- The task
Print the complete set of entries exactly.

□ □ □

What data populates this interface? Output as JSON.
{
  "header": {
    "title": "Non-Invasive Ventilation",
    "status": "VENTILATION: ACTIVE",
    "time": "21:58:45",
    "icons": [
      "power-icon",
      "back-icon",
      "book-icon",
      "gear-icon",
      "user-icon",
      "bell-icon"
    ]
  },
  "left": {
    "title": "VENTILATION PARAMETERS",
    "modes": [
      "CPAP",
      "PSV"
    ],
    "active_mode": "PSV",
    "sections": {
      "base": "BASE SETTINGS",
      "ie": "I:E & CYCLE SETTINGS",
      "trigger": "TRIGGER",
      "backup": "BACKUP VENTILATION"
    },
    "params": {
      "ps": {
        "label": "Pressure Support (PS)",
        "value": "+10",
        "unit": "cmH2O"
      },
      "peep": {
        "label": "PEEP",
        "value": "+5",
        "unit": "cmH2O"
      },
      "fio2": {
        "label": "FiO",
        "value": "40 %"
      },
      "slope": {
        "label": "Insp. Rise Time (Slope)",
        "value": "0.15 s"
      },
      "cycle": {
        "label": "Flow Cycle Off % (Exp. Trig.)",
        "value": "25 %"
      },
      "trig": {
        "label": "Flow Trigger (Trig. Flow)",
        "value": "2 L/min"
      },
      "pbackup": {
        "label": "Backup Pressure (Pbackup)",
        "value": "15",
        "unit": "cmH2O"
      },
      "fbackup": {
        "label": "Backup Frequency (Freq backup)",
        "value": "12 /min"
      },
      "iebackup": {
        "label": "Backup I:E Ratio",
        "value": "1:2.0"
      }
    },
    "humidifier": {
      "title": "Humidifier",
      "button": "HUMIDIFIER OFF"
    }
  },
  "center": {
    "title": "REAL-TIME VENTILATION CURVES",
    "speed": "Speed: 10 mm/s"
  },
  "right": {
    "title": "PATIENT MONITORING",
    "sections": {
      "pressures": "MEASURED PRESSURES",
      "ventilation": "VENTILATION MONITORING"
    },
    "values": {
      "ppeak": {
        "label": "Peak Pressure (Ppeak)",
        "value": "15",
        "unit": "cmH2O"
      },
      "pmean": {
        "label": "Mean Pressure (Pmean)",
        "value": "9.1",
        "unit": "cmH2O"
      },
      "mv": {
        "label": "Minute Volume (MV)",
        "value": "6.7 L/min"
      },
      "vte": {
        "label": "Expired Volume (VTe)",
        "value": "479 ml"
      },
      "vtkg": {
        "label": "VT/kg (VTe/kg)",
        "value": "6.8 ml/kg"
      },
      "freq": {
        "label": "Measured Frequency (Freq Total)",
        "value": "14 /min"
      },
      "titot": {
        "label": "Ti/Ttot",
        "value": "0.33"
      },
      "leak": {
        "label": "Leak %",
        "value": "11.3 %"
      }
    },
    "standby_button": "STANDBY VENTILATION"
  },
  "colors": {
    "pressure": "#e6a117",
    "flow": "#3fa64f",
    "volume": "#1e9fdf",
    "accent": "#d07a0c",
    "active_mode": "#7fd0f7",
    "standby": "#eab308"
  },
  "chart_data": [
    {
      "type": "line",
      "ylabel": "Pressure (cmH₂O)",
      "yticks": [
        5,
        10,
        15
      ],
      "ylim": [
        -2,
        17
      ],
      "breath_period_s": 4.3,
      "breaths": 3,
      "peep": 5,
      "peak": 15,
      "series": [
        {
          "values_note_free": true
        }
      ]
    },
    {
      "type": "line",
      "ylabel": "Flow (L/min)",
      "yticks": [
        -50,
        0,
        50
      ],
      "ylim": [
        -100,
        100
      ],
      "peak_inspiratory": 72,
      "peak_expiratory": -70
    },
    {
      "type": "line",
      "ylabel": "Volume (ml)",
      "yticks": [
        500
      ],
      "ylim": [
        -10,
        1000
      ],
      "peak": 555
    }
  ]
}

□ □ □

- Full solution
What data populates this interface? Output as JSON.
{
  "header": {
    "title": "Non-Invasive Ventilation",
    "status": "VENTILATION: ACTIVE",
    "time": "21:58:45",
    "icons": [
      "power-icon",
      "back-icon",
      "book-icon",
      "gear-icon",
      "user-icon",
      "bell-icon"
    ]
  },
  "left": {
    "title": "VENTILATION PARAMETERS",
    "modes": [
      "CPAP",
      "PSV"
    ],
    "active_mode": "PSV",
    "sections": {
      "base": "BASE SETTINGS",
      "ie": "I:E & CYCLE SETTINGS",
      "trigger": "TRIGGER",
      "backup": "BACKUP VENTILATION"
    },
    "params": {
      "ps": {
        "label": "Pressure Support (PS)",
        "value": "+10",
        "unit": "cmH2O"
      },
      "peep": {
        "label": "PEEP",
        "value": "+5",
        "unit": "cmH2O"
      },
      "fio2": {
        "label": "FiO",
        "value": "40 %"
      },
      "slope": {
        "label": "Insp. Rise Time (Slope)",
        "value": "0.15 s"
      },
      "cycle": {
        "label": "Flow Cycle Off % (Exp. Trig.)",
        "value": "25 %"
      },
      "trig": {
        "label": "Flow Trigger (Trig. Flow)",
        "value": "2 L/min"
      },
      "pbackup": {
        "label": "Backup Pressure (Pbackup)",
        "value": "15",
        "unit": "cmH2O"
      },
      "fbackup": {
        "label": "Backup Frequency (Freq backup)",
        "value": "12 /min"
      },
      "iebackup": {
        "label": "Backup I:E Ratio",
        "value": "1:2.0"
      }
    },
    "humidifier": {
      "title": "Humidifier",
      "button": "HUMIDIFIER OFF"
    }
  },
  "center": {
    "title": "REAL-TIME VENTILATION CURVES",
    "speed": "Speed: 10 mm/s"
  },
  "right": {
    "title": "PATIENT MONITORING",
    "sections": {
      "pressures": "MEASURED PRESSURES",
      "ventilation": "VENTILATION MONITORING"
    },
    "values": {
      "ppeak": {
        "label": "Peak Pressure (Ppeak)",
        "value": "15",
        "unit": "cmH2O"
      },
      "pmean": {
        "label": "Mean Pressure (Pmean)",
        "value": "9.1",
        "unit": "cmH2O"
      },
      "mv": {
        "label": "Minute Volume (MV)",
        "value": "6.7 L/min"
      },
      "vte": {
        "label": "Expired Volume (VTe)",
        "value": "479 ml"
      },
      "vtkg": {
        "label": "VT/kg (VTe/kg)",
        "value": "6.8 ml/kg"
      },
      "freq": {
        "label": "Measured Frequency (Freq Total)",
        "value": "14 /min"
      },
      "titot": {
        "label": "Ti/Ttot",
        "value": "0.33"
      },
      "leak": {
        "label": "Leak %",
        "value": "11.3 %"
      }
    },
    "standby_button": "STANDBY VENTILATION"
  },
  "colors": {
    "pressure": "#e6a117",
    "flow": "#3fa64f",
    "volume": "#1e9fdf",
    "accent": "#d07a0c",
    "active_mode": "#7fd0f7",
    "standby": "#eab308"
  },
  "chart_data": [
    {
      "type": "line",
      "ylabel": "Pressure (cmH₂O)",
      "yticks": [
        5,
        10,
        15
      ],
      "ylim": [
        -2,
        17
      ],
      "breath_period_s": 4.3,
      "breaths": 3,
      "peep": 5,
      "peak": 15,
      "series": [
        {
          "values_note_free": true
        }
      ]
    },
    {
      "type": "line",
      "ylabel": "Flow (L/min)",
      "yticks": [
        -50,
        0,
        50
      ],
      "ylim": [
        -100,
        100
      ],
      "peak_inspiratory": 72,
      "peak_expiratory": -70
    },
    {
      "type": "line",
      "ylabel": "Volume (ml)",
      "yticks": [
        500
      ],
      "ylim": [
        -10,
        1000
      ],
      "peak": 555
    }
  ]
}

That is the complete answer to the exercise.